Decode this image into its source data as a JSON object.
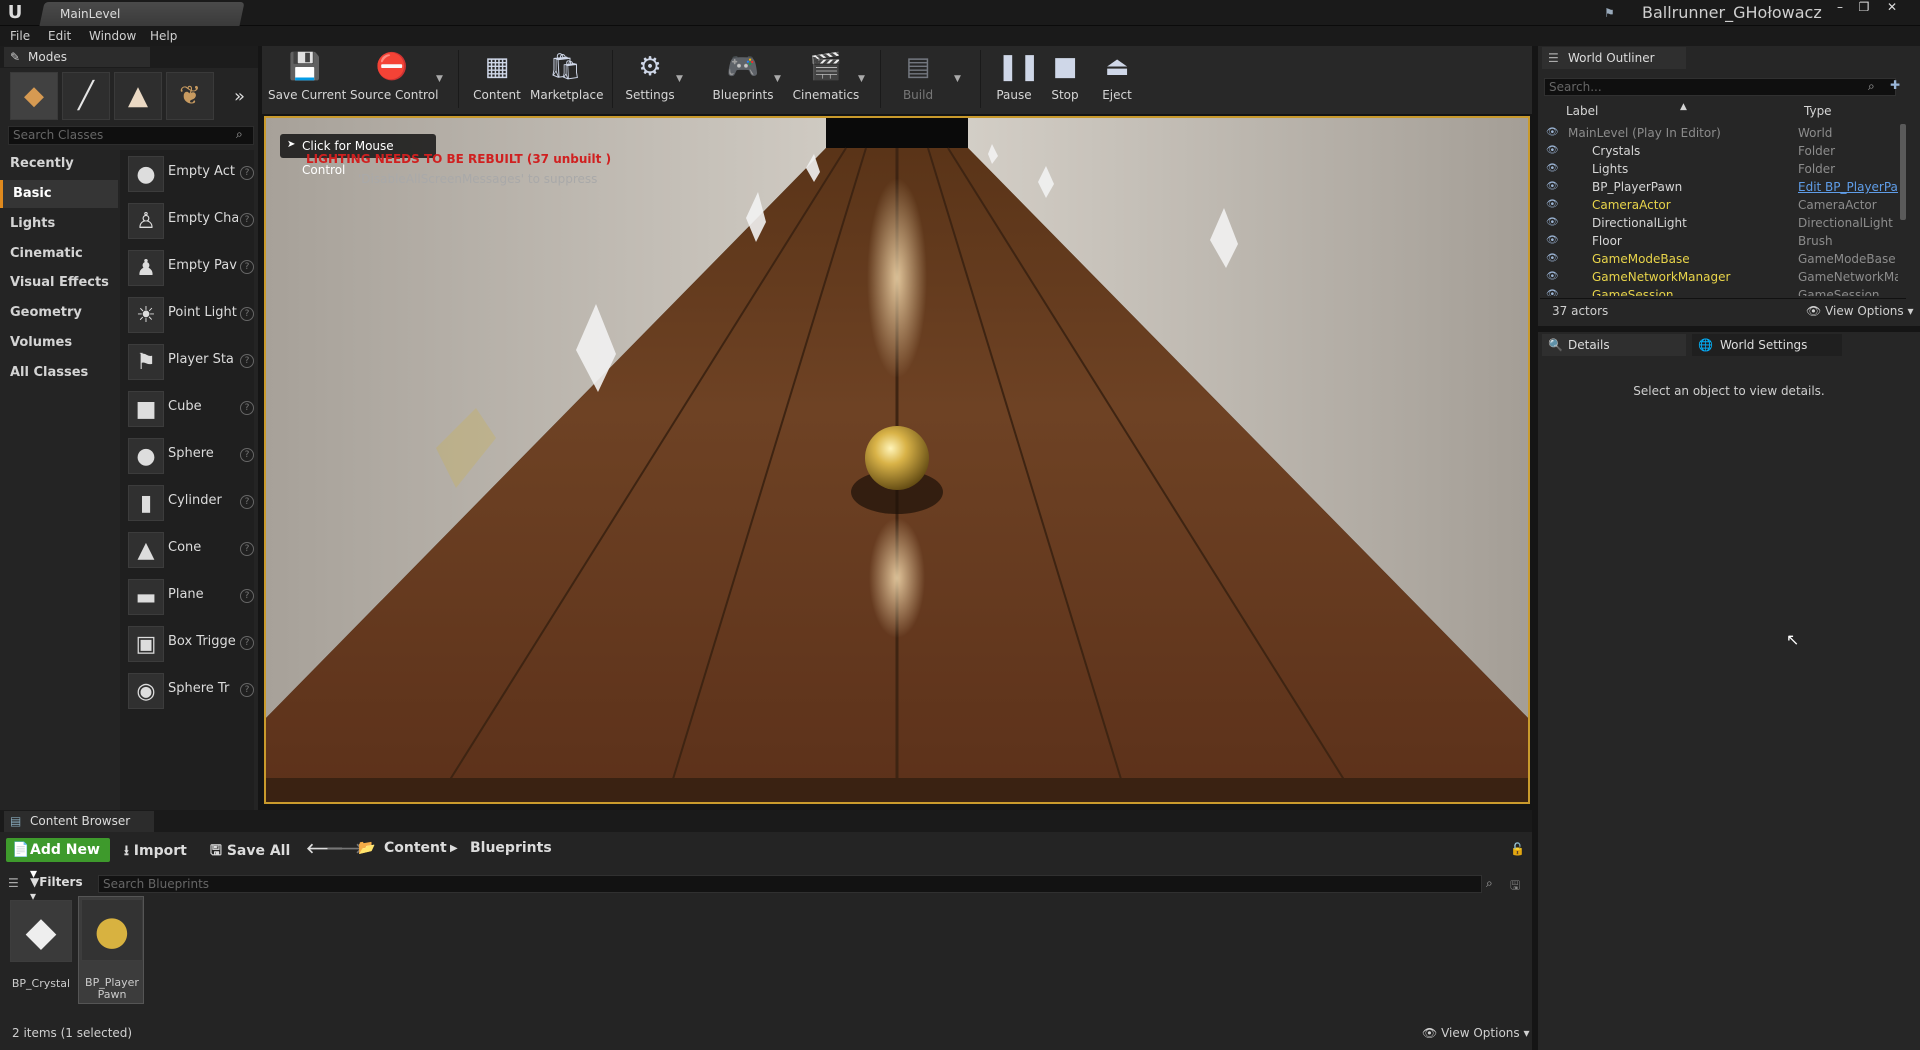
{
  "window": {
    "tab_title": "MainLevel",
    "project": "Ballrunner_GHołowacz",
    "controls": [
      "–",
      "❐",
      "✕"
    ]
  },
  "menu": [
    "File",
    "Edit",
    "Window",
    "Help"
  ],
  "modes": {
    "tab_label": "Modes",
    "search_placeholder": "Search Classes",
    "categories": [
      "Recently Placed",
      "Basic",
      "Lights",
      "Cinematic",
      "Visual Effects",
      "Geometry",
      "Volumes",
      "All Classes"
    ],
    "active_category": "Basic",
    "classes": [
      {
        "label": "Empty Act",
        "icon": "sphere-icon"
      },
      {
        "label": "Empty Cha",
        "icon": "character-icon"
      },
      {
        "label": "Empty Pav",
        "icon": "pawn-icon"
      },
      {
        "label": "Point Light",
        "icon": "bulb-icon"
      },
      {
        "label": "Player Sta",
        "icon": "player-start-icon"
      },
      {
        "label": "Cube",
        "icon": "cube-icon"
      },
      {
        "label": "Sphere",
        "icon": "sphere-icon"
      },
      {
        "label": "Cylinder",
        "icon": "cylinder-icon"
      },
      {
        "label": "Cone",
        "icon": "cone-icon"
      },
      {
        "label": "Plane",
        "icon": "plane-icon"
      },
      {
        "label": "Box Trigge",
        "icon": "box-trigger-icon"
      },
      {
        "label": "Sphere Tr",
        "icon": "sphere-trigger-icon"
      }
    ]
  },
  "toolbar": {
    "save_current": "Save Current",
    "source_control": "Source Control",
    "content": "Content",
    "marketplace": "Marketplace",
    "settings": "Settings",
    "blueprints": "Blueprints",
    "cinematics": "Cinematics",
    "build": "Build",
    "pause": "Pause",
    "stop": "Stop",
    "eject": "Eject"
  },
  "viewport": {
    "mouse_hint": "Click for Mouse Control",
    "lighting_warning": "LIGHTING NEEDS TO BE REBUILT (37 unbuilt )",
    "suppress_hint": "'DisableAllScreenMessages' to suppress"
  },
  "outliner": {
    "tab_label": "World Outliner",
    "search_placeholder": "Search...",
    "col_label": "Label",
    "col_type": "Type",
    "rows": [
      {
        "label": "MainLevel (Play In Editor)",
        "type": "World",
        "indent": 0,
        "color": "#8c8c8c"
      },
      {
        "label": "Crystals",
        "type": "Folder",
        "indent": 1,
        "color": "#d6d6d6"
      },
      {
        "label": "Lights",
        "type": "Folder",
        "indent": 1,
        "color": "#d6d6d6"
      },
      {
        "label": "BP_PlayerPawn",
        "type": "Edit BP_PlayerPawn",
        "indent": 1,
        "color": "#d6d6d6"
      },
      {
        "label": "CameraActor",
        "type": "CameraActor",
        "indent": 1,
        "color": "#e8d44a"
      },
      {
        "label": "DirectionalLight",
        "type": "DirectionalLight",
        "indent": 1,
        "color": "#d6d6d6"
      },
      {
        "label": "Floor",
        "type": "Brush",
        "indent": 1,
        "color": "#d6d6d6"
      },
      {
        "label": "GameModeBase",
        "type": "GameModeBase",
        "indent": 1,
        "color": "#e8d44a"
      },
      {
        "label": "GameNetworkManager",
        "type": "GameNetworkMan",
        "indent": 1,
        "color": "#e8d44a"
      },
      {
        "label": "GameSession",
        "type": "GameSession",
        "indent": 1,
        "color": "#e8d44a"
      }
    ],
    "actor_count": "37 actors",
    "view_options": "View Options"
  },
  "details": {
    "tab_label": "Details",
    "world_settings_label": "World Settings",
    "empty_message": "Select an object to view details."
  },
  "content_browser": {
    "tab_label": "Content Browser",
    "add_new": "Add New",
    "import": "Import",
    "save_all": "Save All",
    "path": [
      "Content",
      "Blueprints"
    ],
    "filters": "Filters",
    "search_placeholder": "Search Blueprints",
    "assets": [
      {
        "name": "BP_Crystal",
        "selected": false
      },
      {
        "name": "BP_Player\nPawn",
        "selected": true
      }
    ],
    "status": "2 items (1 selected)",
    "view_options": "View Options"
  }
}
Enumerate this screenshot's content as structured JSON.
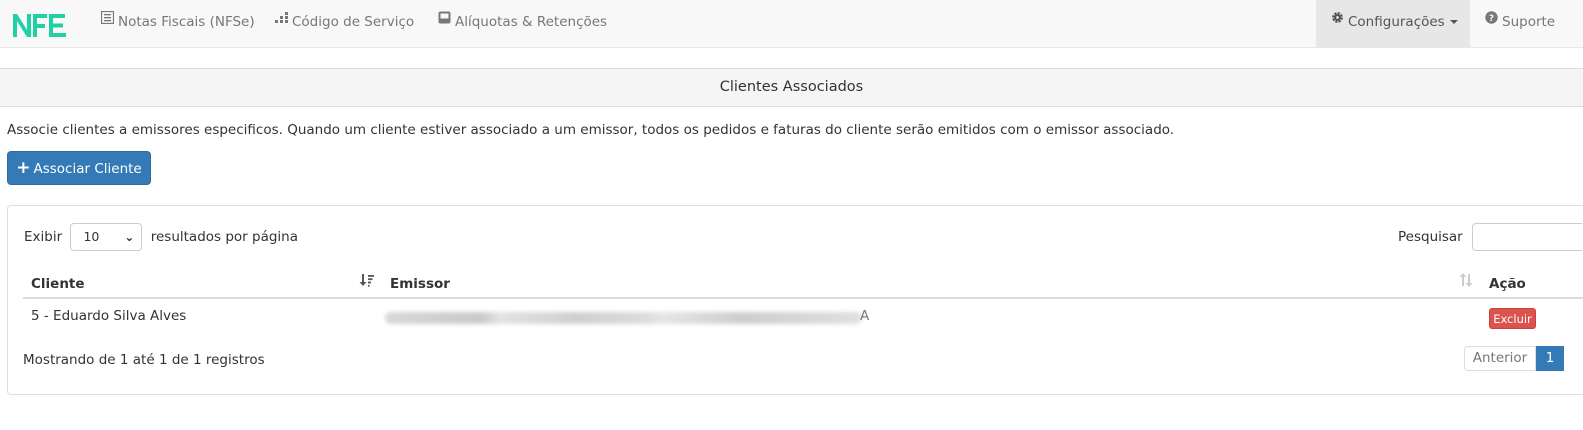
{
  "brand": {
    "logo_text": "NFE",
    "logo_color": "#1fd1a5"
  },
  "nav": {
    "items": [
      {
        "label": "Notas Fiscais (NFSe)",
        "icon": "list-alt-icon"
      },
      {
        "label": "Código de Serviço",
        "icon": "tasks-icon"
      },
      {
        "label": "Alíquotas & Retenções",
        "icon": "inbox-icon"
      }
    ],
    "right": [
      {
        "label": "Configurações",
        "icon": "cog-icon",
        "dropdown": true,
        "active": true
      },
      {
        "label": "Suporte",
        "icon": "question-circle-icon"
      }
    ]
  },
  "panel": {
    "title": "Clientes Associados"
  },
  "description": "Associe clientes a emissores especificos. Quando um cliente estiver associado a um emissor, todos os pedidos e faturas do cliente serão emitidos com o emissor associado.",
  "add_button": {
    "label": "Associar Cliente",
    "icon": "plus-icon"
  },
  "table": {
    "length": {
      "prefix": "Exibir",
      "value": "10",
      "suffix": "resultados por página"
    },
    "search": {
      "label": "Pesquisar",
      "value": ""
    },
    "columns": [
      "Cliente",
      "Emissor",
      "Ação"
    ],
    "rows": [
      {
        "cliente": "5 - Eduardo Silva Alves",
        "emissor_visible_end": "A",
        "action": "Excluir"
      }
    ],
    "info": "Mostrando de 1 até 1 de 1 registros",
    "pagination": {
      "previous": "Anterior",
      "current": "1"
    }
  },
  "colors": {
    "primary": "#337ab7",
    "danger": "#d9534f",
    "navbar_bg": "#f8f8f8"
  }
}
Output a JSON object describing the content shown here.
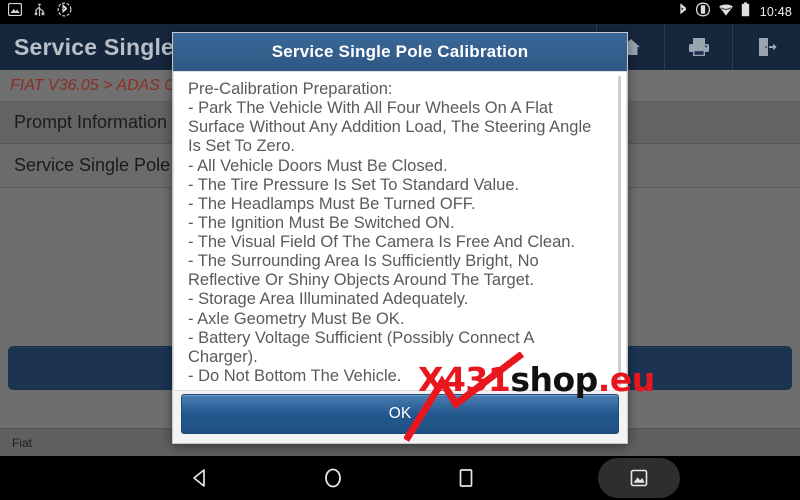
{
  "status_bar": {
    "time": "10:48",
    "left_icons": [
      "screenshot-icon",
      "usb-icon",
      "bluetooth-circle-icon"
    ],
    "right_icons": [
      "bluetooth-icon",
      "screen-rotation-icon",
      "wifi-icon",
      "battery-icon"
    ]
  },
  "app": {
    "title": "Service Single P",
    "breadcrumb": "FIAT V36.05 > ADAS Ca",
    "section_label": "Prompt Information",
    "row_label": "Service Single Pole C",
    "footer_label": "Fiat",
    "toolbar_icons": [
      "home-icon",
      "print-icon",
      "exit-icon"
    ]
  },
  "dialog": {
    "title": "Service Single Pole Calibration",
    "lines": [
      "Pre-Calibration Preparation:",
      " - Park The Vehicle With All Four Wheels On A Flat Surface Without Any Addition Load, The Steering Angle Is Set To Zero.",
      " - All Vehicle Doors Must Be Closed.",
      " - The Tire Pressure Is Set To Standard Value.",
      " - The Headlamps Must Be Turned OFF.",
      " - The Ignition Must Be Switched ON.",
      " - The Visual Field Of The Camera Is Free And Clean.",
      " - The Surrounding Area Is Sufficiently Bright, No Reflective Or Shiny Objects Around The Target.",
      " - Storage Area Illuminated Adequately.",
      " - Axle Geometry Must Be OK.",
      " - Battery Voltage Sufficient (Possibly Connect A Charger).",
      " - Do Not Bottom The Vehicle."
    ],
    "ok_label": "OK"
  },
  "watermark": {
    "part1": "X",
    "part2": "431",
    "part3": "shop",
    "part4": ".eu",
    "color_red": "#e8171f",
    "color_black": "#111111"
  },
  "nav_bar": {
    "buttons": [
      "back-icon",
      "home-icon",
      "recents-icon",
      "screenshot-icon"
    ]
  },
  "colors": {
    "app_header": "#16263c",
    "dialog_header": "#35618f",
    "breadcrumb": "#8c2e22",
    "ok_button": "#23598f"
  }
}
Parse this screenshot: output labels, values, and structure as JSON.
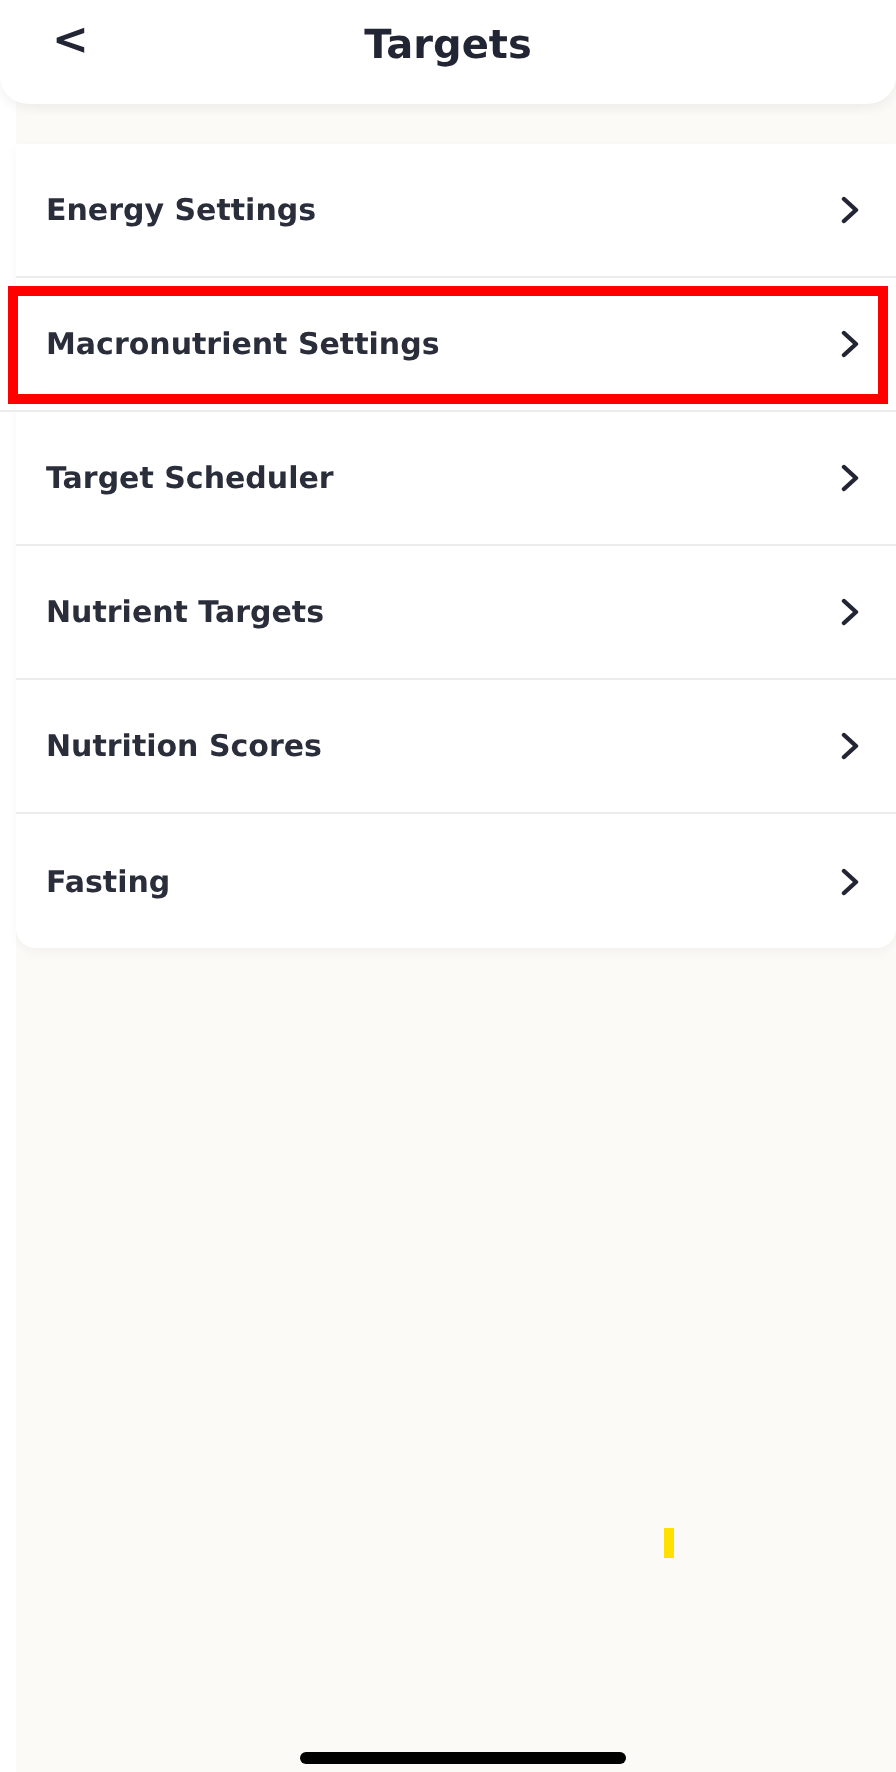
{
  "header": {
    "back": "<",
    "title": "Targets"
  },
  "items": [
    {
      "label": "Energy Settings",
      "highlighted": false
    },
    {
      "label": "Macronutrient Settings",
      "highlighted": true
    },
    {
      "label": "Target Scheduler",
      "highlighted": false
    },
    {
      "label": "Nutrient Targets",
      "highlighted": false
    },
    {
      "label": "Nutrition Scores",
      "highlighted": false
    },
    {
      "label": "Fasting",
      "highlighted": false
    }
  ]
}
········
* Written problem *
Check each line of these records for the string "trigger" and state only how many lines have it.

* The response *
2